*RECORDED DATA:*

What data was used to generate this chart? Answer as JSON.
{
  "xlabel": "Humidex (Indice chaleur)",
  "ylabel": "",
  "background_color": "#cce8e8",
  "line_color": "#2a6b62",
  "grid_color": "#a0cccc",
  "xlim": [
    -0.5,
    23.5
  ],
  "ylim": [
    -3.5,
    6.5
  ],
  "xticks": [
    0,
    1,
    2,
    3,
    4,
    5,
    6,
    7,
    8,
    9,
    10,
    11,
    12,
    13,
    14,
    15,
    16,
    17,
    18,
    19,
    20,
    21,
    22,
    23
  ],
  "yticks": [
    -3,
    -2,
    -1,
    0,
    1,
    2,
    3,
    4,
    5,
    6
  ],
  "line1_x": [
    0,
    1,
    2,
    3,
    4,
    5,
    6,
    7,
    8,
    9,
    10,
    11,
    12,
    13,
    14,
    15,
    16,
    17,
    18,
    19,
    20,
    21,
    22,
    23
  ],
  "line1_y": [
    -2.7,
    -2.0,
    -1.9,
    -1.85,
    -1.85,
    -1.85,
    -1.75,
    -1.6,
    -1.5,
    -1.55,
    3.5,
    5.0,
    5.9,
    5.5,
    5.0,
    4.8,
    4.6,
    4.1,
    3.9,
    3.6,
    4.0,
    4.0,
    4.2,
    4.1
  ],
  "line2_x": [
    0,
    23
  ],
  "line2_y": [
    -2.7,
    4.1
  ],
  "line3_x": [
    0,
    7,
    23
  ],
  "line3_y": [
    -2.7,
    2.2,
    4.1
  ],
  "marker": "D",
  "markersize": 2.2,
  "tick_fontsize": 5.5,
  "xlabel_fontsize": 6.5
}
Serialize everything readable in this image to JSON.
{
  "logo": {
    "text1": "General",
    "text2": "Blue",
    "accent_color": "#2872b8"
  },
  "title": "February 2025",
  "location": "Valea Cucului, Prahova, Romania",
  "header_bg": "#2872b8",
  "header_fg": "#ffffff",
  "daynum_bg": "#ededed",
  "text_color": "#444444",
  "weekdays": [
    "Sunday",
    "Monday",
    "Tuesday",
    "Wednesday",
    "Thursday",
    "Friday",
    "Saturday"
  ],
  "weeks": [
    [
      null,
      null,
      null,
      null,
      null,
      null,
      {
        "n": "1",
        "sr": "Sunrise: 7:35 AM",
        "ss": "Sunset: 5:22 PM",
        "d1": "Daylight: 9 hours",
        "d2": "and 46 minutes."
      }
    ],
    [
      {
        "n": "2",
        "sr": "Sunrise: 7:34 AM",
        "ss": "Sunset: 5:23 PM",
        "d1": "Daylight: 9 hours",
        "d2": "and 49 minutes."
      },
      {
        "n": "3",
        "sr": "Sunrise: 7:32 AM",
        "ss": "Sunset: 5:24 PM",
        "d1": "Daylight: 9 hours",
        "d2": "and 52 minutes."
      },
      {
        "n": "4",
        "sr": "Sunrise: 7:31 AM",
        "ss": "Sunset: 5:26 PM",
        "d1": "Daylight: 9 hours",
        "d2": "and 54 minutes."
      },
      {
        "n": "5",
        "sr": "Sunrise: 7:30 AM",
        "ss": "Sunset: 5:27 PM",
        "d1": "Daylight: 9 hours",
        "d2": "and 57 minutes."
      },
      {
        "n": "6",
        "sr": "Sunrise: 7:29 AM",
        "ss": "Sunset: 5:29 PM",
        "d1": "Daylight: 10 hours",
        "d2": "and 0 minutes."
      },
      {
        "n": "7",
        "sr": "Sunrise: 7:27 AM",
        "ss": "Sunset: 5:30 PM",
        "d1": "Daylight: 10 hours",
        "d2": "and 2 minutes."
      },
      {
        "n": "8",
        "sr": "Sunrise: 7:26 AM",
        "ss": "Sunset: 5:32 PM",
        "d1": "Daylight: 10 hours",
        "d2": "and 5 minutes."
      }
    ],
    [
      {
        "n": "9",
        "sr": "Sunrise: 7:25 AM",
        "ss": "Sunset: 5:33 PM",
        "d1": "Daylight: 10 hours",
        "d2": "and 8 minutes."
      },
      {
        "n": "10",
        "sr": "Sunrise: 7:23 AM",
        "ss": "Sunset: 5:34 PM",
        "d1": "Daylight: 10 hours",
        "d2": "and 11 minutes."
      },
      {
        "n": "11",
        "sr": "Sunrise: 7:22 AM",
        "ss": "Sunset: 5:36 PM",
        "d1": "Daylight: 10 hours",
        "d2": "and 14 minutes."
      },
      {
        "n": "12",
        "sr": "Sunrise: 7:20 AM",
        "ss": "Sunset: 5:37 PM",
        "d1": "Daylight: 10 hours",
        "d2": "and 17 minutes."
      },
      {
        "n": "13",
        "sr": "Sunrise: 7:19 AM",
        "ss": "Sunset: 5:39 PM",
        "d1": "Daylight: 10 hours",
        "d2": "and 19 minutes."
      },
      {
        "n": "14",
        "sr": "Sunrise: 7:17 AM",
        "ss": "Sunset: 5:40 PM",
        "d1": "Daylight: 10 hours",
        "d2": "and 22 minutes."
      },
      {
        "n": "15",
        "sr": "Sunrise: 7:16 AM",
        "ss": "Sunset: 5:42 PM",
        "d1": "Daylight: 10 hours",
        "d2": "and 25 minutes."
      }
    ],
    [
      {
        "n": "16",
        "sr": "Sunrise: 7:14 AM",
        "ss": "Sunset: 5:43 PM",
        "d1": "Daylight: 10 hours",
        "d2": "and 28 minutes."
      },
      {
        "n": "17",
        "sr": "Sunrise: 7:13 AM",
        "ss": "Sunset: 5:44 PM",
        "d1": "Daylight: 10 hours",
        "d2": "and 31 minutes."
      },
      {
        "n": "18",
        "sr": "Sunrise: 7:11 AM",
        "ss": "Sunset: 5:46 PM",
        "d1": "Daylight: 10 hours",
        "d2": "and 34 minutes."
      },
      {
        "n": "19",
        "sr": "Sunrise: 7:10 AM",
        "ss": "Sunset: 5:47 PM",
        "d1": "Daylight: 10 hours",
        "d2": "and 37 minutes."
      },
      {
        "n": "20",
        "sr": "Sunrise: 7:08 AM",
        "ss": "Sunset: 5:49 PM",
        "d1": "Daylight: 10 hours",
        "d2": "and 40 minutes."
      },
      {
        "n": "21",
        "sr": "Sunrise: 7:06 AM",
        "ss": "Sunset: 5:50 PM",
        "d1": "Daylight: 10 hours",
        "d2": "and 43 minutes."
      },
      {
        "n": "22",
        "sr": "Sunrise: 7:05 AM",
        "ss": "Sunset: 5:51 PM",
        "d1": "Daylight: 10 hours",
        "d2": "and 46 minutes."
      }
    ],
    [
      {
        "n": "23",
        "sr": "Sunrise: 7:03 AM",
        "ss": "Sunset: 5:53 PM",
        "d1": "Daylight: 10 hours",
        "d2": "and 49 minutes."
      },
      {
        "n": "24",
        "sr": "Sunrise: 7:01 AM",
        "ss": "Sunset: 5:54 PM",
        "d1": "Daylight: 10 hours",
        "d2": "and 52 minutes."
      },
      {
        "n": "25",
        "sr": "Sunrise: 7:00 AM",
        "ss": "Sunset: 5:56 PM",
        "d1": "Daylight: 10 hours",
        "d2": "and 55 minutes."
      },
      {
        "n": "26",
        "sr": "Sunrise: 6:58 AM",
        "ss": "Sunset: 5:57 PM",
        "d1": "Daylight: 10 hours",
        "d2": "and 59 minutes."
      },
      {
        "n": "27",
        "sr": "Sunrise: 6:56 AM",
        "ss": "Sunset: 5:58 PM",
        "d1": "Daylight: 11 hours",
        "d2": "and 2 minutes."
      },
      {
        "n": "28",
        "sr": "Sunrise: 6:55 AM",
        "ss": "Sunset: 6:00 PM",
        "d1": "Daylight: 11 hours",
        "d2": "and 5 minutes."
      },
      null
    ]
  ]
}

*WRITTEN PROBLEM:* Of all the lines above, how many contain "this"? Give the number and nothing more.

*TASK RESULT:* 2